Copy word for word the rows from the line containing "wire terminal 9 xyxy=(565,35,762,95)" through the line containing "wire terminal 2 link xyxy=(69,375,85,395)", including both of those lines.

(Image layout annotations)
◆ ◆ ◆

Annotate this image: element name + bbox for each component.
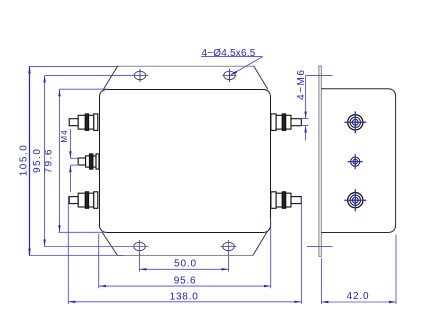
svg-text:95.6: 95.6 xyxy=(174,276,197,287)
svg-text:M4: M4 xyxy=(60,129,69,142)
svg-text:42.0: 42.0 xyxy=(347,291,370,302)
svg-text:4−Ø4.5x6.5: 4−Ø4.5x6.5 xyxy=(202,48,256,59)
svg-text:105.0: 105.0 xyxy=(18,144,29,177)
svg-text:4−M6: 4−M6 xyxy=(296,69,307,100)
svg-text:50.0: 50.0 xyxy=(174,259,197,270)
svg-text:79.6: 79.6 xyxy=(44,148,55,173)
svg-text:95.0: 95.0 xyxy=(32,148,43,173)
svg-text:138.0: 138.0 xyxy=(170,291,199,302)
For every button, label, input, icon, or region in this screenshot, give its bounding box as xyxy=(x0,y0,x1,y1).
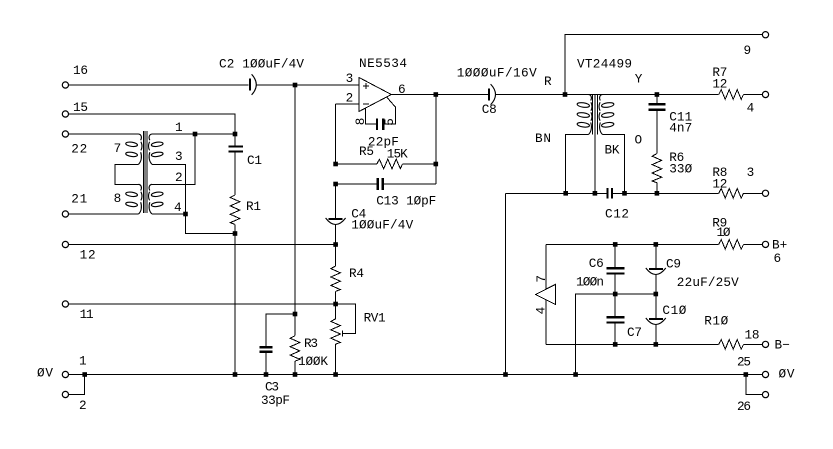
wire terminal 9 xyxy=(565,35,762,95)
svg-text:C12: C12 xyxy=(605,207,629,222)
capacitor C11 xyxy=(649,95,693,136)
junction R1 bottom xyxy=(233,231,238,236)
junction C6-C7 mid xyxy=(613,292,618,297)
svg-text:R1Ø: R1Ø xyxy=(704,314,728,329)
junction 0V x266 xyxy=(264,372,269,377)
svg-text:4n7: 4n7 xyxy=(669,121,692,136)
svg-text:6: 6 xyxy=(774,251,782,266)
terminal 15 xyxy=(62,100,88,117)
junction C13 left xyxy=(333,182,338,187)
svg-text:12: 12 xyxy=(80,248,96,263)
capacitor 22pF xyxy=(368,118,399,149)
capacitor C12 xyxy=(605,188,629,222)
svg-text:1Ø: 1Ø xyxy=(717,225,731,240)
capacitor C8 xyxy=(457,66,537,118)
wire tap3 down-link xyxy=(152,164,186,214)
wire 15 xyxy=(69,114,235,134)
op-amp U1 NE5534 xyxy=(346,56,407,112)
transformer VT24499 secondary winding xyxy=(599,95,614,135)
svg-text:VT24499: VT24499 xyxy=(577,57,632,72)
resistor R7 xyxy=(712,65,762,99)
svg-text:C2 1ØØuF/4V: C2 1ØØuF/4V xyxy=(219,57,304,72)
terminal 18 B- xyxy=(762,338,789,353)
svg-text:R5: R5 xyxy=(359,144,374,159)
svg-text:4: 4 xyxy=(747,101,755,116)
terminal 26 xyxy=(737,392,769,415)
wire terminal 2 link xyxy=(69,375,85,395)
svg-text:7: 7 xyxy=(534,275,549,283)
junction R5 left xyxy=(333,162,338,167)
junction output-feedback xyxy=(434,92,439,97)
junction R3 top xyxy=(293,312,298,317)
svg-text:C9: C9 xyxy=(666,257,681,272)
svg-text:22uF/25V: 22uF/25V xyxy=(677,275,739,290)
svg-text:B−: B− xyxy=(775,338,790,353)
resistor R5 xyxy=(336,144,436,169)
capacitor C4 xyxy=(326,207,414,245)
junction terminal 2 xyxy=(82,372,87,377)
junction VT primary top xyxy=(563,92,568,97)
junction R5 right xyxy=(434,162,439,167)
svg-text:R3: R3 xyxy=(304,336,318,351)
terminal 2 xyxy=(62,391,86,413)
junction secondary bottom xyxy=(622,191,627,196)
capacitor C6 xyxy=(576,244,625,294)
svg-text:4: 4 xyxy=(174,200,182,215)
svg-text:1: 1 xyxy=(79,354,87,369)
transformer T1 core xyxy=(143,131,147,213)
wire C2 to op-amp pin 3 xyxy=(256,84,359,86)
resistor R4 xyxy=(331,245,364,305)
wire pin2 xyxy=(336,103,359,105)
wire tap1 row xyxy=(152,133,235,135)
svg-text:ØV: ØV xyxy=(779,367,795,382)
wire 16 to C2 xyxy=(69,84,249,86)
junction 0V x505 xyxy=(503,372,508,377)
capacitor C2 xyxy=(219,57,304,95)
svg-text:22: 22 xyxy=(71,142,87,157)
junction R6 bottom xyxy=(655,191,660,196)
resistor R10 xyxy=(704,314,762,350)
wire rail right of C12 xyxy=(612,192,719,194)
pin 5 lead xyxy=(382,97,397,126)
terminal 21 xyxy=(62,192,87,218)
wire VT secondary bottom xyxy=(603,135,625,194)
terminal 12 xyxy=(62,241,95,262)
wire pin2 node down to C4 xyxy=(335,184,337,218)
svg-text:4: 4 xyxy=(534,307,549,315)
svg-text:3: 3 xyxy=(747,165,755,180)
wire C8 to VT and R7 xyxy=(495,94,719,96)
capacitor C7 xyxy=(607,294,643,344)
wire 22 to transformer primary xyxy=(69,133,139,135)
terminal 16 xyxy=(62,63,88,88)
terminal 3 xyxy=(747,165,769,196)
svg-text:1ØØn: 1ØØn xyxy=(576,275,604,290)
junction C4-12wire xyxy=(333,242,338,247)
wire mid rail to 0V xyxy=(576,294,656,375)
junction 0V x235 xyxy=(233,372,238,377)
resistor R8 xyxy=(712,165,762,198)
transformer T1 winding 7 xyxy=(114,134,142,164)
wire BN rail down to 0V xyxy=(505,193,507,374)
svg-text:C1Ø: C1Ø xyxy=(662,303,686,318)
junction tap1-tap2 xyxy=(193,132,198,137)
svg-text:15K: 15K xyxy=(387,147,408,162)
junction 0V x335 xyxy=(333,372,338,377)
terminal 22 xyxy=(62,131,87,157)
junction C7 bottom xyxy=(613,342,618,347)
junction C9-C10 mid xyxy=(654,292,659,297)
svg-text:1ØØK: 1ØØK xyxy=(298,354,328,369)
wire output pin6 xyxy=(391,94,488,96)
capacitor C1 xyxy=(229,134,263,195)
potentiometer RV1 xyxy=(331,304,386,375)
svg-text:C8: C8 xyxy=(482,102,497,117)
node junction C2 out xyxy=(293,83,298,88)
wire tap2 up-link xyxy=(152,134,195,184)
svg-text:1: 1 xyxy=(175,120,183,135)
wire 12 xyxy=(69,244,338,246)
svg-text:2: 2 xyxy=(175,170,183,185)
wire VT primary bottom xyxy=(566,135,589,194)
terminal 11 xyxy=(62,301,93,322)
transformer T1 winding 1-3 xyxy=(149,134,164,164)
svg-text:1ØØØuF/16V: 1ØØØuF/16V xyxy=(457,66,537,81)
wire B- rail xyxy=(546,343,719,345)
junction R4-11wire xyxy=(333,302,338,307)
wire winding7 bottom link xyxy=(115,164,138,184)
svg-text:25: 25 xyxy=(737,355,751,370)
wire B+ rail xyxy=(546,243,719,245)
svg-text:11: 11 xyxy=(80,307,94,322)
terminal 6 B+ xyxy=(762,238,787,267)
wire R1 node down to 0V xyxy=(234,234,236,375)
junction C11 top xyxy=(655,92,660,97)
wire feedback down xyxy=(435,95,437,185)
svg-text:33Ø: 33Ø xyxy=(669,162,692,177)
svg-text:7: 7 xyxy=(114,141,122,156)
transformer T1 winding 8 xyxy=(114,184,142,214)
wire 21 to transformer primary xyxy=(69,213,139,215)
svg-text:12: 12 xyxy=(712,177,727,192)
junction 0V x295 xyxy=(293,372,298,377)
junction 0V x745 xyxy=(744,372,749,377)
pin 8 lead xyxy=(353,107,376,125)
wire node down to R3 top xyxy=(294,85,296,314)
svg-text:BN: BN xyxy=(535,131,551,146)
junction C10 bottom xyxy=(654,342,659,347)
wire screen rail left xyxy=(506,192,608,194)
svg-text:RV1: RV1 xyxy=(364,311,386,326)
transformer VT24499 primary winding xyxy=(577,95,592,135)
svg-text:9: 9 xyxy=(744,43,752,58)
wire 0V rail xyxy=(69,374,763,376)
capacitor C13 xyxy=(336,178,437,209)
svg-text:18: 18 xyxy=(745,328,760,343)
terminal 9 xyxy=(744,32,769,58)
svg-text:NE5534: NE5534 xyxy=(359,56,407,71)
svg-text:3: 3 xyxy=(175,149,183,164)
resistor R3 xyxy=(290,314,328,375)
resistor R1 xyxy=(230,195,261,234)
terminal 1 xyxy=(37,354,87,381)
svg-text:1ØØuF/4V: 1ØØuF/4V xyxy=(351,218,413,233)
svg-text:C1: C1 xyxy=(247,153,262,168)
junction C6 top xyxy=(613,242,618,247)
svg-text:2: 2 xyxy=(79,398,87,413)
junction C9 top xyxy=(654,242,659,247)
svg-text:15: 15 xyxy=(73,100,88,115)
terminal 25 0V xyxy=(737,355,795,382)
svg-text:2: 2 xyxy=(346,91,354,106)
junction 0V x575 xyxy=(573,372,578,377)
junction tap1-15wire-C1 xyxy=(233,132,238,137)
svg-text:33pF: 33pF xyxy=(261,393,290,408)
junction tap3-tap4 xyxy=(183,212,188,217)
svg-text:8: 8 xyxy=(114,191,122,206)
supply pins triangle U1 pwr xyxy=(534,244,556,344)
svg-text:26: 26 xyxy=(737,399,751,414)
svg-text:Y: Y xyxy=(635,72,643,87)
svg-text:BK: BK xyxy=(605,143,620,158)
svg-text:O: O xyxy=(635,133,643,148)
svg-text:ØV: ØV xyxy=(37,366,53,381)
terminal 4 xyxy=(747,91,769,115)
capacitor C3 xyxy=(259,314,295,408)
svg-text:R: R xyxy=(544,74,552,89)
wire pin2 down to feedback xyxy=(335,104,337,164)
svg-text:C13 1ØpF: C13 1ØpF xyxy=(376,194,436,209)
transformer VT24499 core xyxy=(577,57,632,194)
svg-text:16: 16 xyxy=(73,63,88,78)
svg-text:3: 3 xyxy=(346,71,354,86)
junction primary bottom xyxy=(563,191,568,196)
svg-text:R4: R4 xyxy=(349,266,364,281)
wire tap4 to R1 bottom xyxy=(186,214,236,234)
svg-text:8: 8 xyxy=(353,118,368,126)
junction screen xyxy=(593,191,598,196)
wire tap4 row xyxy=(152,213,186,215)
capacitor C10 xyxy=(646,294,687,344)
capacitor C9 xyxy=(646,244,739,294)
resistor R6 xyxy=(652,110,692,194)
wire 11 xyxy=(69,303,338,305)
svg-text:C6: C6 xyxy=(589,256,604,271)
svg-text:21: 21 xyxy=(71,192,87,207)
svg-text:R1: R1 xyxy=(246,199,261,214)
svg-text:C7: C7 xyxy=(627,325,642,340)
transformer T1 winding 2-4 xyxy=(149,184,164,214)
resistor R9 xyxy=(712,216,762,250)
wire terminal 26 link xyxy=(746,375,763,395)
svg-text:12: 12 xyxy=(712,77,727,92)
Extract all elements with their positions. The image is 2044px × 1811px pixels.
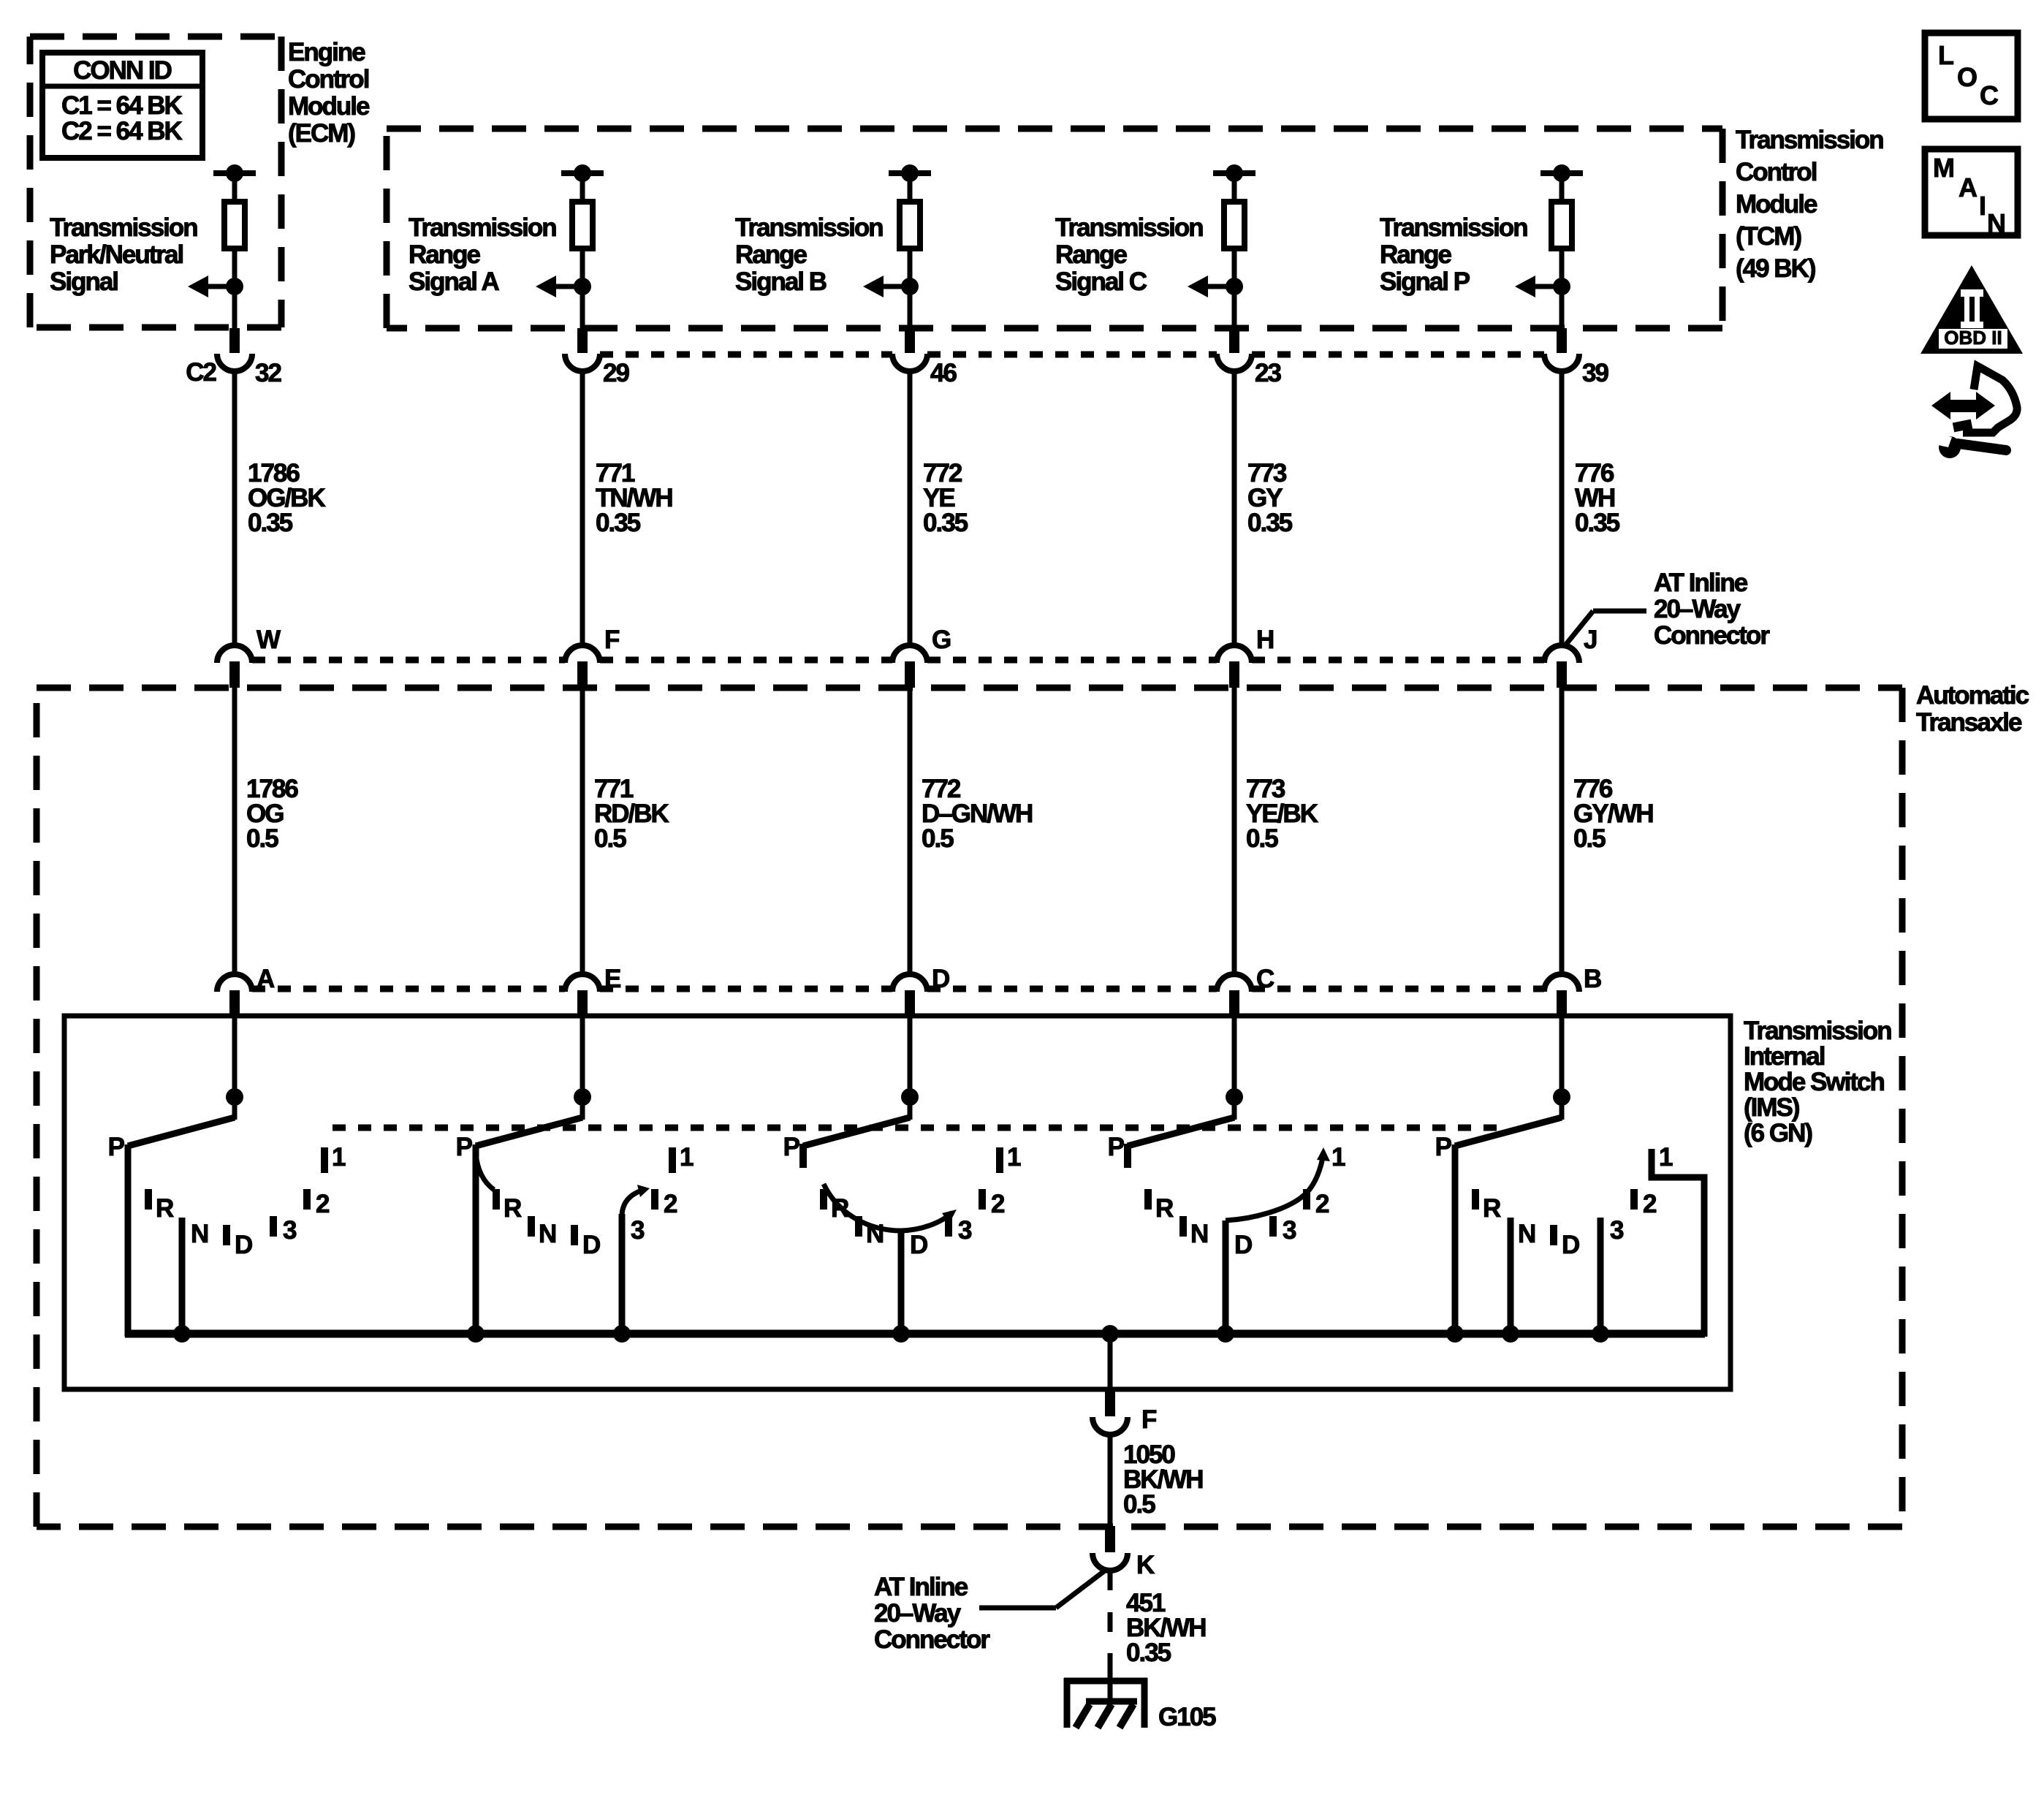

◆ ◆ ◆

[The reply]
wire terminal 9 xyxy=(565,35,762,95)
svg-text:C12: C12 xyxy=(605,207,629,222)
capacitor C11 xyxy=(649,95,693,136)
junction R1 bottom xyxy=(233,231,238,236)
junction C6-C7 mid xyxy=(613,292,618,297)
svg-text:R1Ø: R1Ø xyxy=(704,314,728,329)
junction 0V x266 xyxy=(264,372,269,377)
svg-text:4n7: 4n7 xyxy=(669,121,692,136)
svg-text:6: 6 xyxy=(774,251,782,266)
terminal 15 xyxy=(62,100,88,117)
junction C13 left xyxy=(333,182,338,187)
svg-text:12: 12 xyxy=(80,248,96,263)
capacitor 22pF xyxy=(368,118,399,149)
capacitor C12 xyxy=(605,188,629,222)
svg-text:1Ø: 1Ø xyxy=(717,225,731,240)
capacitor C8 xyxy=(457,66,537,118)
wire tap3 down-link xyxy=(152,164,186,214)
wire 15 xyxy=(69,114,235,134)
op-amp U1 NE5534 xyxy=(346,56,407,112)
transformer VT24499 secondary winding xyxy=(599,95,614,135)
svg-text:VT24499: VT24499 xyxy=(577,57,632,72)
resistor R7 xyxy=(712,65,762,99)
svg-text:C2 1ØØuF/4V: C2 1ØØuF/4V xyxy=(219,57,304,72)
terminal 18 B- xyxy=(762,338,789,353)
svg-text:R5: R5 xyxy=(359,144,374,159)
svg-text:4: 4 xyxy=(747,101,755,116)
terminal 26 xyxy=(737,392,769,415)
wire terminal 2 link xyxy=(69,375,85,395)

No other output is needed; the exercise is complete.